• _What the exercise asks_
Show, in full, each line of the data that contains "Петербургъ".

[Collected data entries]
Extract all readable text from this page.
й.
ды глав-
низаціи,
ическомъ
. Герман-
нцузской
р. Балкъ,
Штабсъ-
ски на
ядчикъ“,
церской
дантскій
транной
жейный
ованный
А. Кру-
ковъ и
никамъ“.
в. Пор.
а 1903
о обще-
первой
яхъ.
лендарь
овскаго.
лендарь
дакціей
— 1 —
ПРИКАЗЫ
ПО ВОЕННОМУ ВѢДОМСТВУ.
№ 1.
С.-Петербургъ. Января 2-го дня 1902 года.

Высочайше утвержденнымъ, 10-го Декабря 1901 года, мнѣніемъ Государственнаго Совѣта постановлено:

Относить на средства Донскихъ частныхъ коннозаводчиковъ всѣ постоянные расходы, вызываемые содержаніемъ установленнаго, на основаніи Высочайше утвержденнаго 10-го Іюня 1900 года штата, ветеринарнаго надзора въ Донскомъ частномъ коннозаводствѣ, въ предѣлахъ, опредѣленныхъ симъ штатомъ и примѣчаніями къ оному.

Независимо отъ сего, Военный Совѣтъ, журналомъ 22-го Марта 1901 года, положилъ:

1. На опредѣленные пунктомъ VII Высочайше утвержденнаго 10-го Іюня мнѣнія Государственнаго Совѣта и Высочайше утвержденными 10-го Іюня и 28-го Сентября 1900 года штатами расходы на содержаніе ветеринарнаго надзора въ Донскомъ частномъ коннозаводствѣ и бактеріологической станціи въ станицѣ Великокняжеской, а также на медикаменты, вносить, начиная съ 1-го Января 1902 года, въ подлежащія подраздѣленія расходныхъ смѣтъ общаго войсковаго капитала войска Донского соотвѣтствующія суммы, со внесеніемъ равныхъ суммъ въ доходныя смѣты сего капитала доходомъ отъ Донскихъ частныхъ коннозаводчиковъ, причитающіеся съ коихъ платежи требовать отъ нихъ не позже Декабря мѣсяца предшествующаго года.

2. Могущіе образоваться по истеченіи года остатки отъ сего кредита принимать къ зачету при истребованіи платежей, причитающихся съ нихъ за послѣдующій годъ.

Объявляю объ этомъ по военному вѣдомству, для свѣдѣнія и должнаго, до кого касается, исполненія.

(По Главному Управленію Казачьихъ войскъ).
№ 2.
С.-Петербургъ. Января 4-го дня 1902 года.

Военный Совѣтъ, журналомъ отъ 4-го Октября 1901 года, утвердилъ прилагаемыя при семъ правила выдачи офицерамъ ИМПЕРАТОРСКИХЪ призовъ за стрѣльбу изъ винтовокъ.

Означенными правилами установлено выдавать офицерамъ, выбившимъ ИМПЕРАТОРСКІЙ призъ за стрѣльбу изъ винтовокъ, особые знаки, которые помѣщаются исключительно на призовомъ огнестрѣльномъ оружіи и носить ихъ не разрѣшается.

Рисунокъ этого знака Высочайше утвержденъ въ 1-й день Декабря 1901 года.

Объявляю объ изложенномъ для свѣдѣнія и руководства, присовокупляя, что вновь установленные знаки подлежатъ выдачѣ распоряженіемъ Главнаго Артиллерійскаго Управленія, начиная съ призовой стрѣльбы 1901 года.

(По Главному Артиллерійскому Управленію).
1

• _Complete output_
С.-Петербургъ. Января 2-го дня 1902 года.
С.-Петербургъ. Января 4-го дня 1902 года.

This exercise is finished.